Task prompt: The records that follow should be retyped word for word.

─── Exercise materials ───

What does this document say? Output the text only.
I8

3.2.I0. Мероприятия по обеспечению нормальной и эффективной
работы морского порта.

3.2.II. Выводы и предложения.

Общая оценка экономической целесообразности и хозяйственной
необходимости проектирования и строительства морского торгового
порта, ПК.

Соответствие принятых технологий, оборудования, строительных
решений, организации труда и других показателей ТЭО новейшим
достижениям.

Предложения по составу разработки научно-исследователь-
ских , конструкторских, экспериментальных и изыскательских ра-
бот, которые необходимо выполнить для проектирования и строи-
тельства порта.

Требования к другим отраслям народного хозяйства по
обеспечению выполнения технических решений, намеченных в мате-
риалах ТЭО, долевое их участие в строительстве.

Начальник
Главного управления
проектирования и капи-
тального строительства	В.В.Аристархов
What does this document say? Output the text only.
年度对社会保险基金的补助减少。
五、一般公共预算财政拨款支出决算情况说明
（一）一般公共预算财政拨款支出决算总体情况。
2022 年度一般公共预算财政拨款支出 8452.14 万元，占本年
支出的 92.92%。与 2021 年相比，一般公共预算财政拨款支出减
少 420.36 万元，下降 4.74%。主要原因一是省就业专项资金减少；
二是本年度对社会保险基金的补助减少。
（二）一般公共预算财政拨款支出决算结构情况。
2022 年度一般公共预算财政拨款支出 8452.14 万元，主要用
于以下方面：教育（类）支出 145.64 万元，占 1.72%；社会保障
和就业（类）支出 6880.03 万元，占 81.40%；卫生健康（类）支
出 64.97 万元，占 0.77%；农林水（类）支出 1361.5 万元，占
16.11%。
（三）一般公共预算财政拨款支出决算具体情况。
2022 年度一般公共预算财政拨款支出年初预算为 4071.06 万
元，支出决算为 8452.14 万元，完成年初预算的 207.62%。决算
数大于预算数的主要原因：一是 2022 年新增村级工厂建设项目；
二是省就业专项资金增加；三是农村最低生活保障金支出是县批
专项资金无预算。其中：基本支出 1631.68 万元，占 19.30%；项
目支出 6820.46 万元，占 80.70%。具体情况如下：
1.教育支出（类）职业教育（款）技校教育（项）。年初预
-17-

───

Written response:
What does this document say? Output the text only.
I8

3.2.I0. Мероприятия по обеспечению нормальной и эффективной
работы морского порта.

3.2.II. Выводы и предложения.

Общая оценка экономической целесообразности и хозяйственной
необходимости проектирования и строительства морского торгового
порта, ПК.

Соответствие принятых технологий, оборудования, строительных
решений, организации труда и других показателей ТЭО новейшим
достижениям.

Предложения по составу разработки научно-исследователь-
ских , конструкторских, экспериментальных и изыскательских ра-
бот, которые необходимо выполнить для проектирования и строи-
тельства порта.

Требования к другим отраслям народного хозяйства по
обеспечению выполнения технических решений, намеченных в мате-
риалах ТЭО, долевое их участие в строительстве.

Начальник
Главного управления
проектирования и капи-
тального строительства	В.В.Аристархов
What does this document say? Output the text only.
年度对社会保险基金的补助减少。
五、一般公共预算财政拨款支出决算情况说明
（一）一般公共预算财政拨款支出决算总体情况。
2022 年度一般公共预算财政拨款支出 8452.14 万元，占本年
支出的 92.92%。与 2021 年相比，一般公共预算财政拨款支出减
少 420.36 万元，下降 4.74%。主要原因一是省就业专项资金减少；
二是本年度对社会保险基金的补助减少。
（二）一般公共预算财政拨款支出决算结构情况。
2022 年度一般公共预算财政拨款支出 8452.14 万元，主要用
于以下方面：教育（类）支出 145.64 万元，占 1.72%；社会保障
和就业（类）支出 6880.03 万元，占 81.40%；卫生健康（类）支
出 64.97 万元，占 0.77%；农林水（类）支出 1361.5 万元，占
16.11%。
（三）一般公共预算财政拨款支出决算具体情况。
2022 年度一般公共预算财政拨款支出年初预算为 4071.06 万
元，支出决算为 8452.14 万元，完成年初预算的 207.62%。决算
数大于预算数的主要原因：一是 2022 年新增村级工厂建设项目；
二是省就业专项资金增加；三是农村最低生活保障金支出是县批
专项资金无预算。其中：基本支出 1631.68 万元，占 19.30%；项
目支出 6820.46 万元，占 80.70%。具体情况如下：
1.教育支出（类）职业教育（款）技校教育（项）。年初预
-17-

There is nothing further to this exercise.